[Rows from a dataset]
>>>

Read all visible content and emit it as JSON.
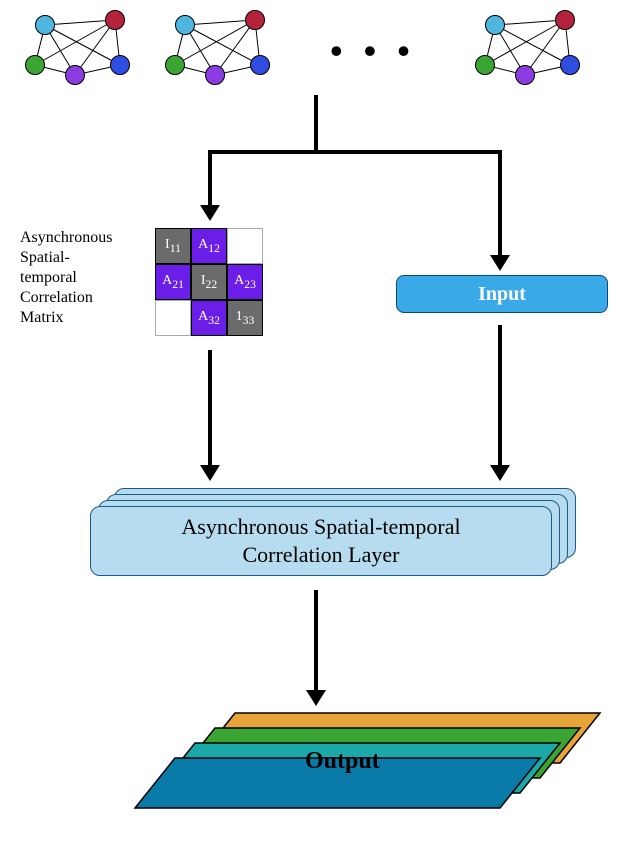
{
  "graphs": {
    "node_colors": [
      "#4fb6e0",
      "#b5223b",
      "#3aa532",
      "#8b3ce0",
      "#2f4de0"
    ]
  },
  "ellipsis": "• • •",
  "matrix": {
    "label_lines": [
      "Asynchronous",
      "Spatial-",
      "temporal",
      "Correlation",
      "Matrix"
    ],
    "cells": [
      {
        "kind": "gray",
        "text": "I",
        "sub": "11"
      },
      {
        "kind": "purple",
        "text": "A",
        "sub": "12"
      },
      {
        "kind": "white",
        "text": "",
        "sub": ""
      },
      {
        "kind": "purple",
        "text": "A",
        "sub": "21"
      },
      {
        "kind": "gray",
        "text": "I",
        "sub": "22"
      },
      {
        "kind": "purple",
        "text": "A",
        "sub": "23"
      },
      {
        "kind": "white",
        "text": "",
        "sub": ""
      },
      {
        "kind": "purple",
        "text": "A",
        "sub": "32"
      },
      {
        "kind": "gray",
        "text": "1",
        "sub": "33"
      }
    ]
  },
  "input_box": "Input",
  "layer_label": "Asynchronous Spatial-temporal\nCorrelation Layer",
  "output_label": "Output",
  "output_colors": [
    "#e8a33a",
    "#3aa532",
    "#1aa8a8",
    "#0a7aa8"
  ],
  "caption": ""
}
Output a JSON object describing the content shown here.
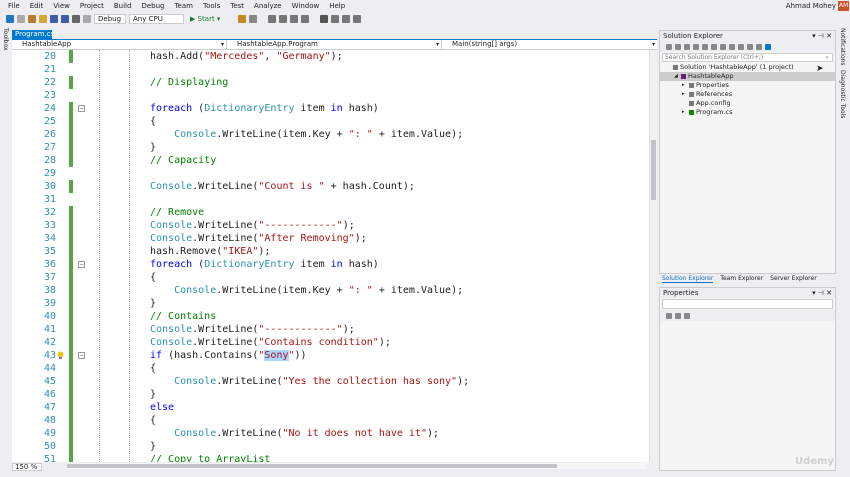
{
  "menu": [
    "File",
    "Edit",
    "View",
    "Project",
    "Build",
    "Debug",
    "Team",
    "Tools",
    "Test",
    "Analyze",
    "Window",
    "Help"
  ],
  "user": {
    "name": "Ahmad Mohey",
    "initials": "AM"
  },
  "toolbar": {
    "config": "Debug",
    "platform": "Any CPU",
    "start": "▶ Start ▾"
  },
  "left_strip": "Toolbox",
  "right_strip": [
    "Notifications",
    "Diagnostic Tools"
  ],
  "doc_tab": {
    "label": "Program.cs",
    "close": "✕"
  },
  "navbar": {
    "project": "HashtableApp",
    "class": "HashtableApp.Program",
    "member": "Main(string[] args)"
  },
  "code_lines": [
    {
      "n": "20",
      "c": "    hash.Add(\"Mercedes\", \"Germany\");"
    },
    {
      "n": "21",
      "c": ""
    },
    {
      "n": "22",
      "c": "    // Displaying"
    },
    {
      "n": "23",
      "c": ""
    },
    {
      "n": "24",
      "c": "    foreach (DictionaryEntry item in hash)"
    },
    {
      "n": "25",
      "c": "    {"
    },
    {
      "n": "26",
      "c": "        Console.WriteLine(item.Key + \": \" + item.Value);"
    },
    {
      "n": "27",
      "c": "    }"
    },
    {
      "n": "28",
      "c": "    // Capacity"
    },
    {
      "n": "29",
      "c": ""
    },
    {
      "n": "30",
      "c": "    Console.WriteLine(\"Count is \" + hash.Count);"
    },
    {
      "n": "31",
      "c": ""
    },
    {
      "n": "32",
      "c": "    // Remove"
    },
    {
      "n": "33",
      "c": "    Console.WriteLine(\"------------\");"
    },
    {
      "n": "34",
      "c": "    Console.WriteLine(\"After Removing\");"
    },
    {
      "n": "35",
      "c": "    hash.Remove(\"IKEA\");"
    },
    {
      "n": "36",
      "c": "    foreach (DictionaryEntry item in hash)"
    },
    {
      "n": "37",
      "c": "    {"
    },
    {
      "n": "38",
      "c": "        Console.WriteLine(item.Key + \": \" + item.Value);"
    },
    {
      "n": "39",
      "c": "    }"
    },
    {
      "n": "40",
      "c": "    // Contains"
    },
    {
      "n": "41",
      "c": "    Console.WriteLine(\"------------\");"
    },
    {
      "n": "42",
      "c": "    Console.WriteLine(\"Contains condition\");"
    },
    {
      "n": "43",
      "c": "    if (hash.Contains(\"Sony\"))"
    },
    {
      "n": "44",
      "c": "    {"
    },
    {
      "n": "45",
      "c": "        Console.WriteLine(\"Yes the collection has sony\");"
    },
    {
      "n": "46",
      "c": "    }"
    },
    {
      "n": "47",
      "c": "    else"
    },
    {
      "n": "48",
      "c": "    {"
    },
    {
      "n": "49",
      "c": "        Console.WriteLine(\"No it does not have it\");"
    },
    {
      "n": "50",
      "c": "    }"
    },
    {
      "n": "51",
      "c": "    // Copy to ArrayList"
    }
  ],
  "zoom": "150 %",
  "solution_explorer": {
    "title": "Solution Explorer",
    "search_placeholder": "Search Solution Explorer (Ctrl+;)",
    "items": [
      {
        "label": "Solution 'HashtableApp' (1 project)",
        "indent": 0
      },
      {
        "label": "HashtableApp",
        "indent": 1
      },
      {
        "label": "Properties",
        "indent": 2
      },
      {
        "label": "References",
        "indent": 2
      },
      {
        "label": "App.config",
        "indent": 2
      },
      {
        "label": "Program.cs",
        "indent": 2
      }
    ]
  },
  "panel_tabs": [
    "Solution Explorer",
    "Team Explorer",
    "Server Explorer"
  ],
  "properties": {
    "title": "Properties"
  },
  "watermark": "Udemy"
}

<<<

▸ Exercise directions: Tally the lines that hold the string "HashtableApp" and state the total, nothing more.

▸ Written solution: 4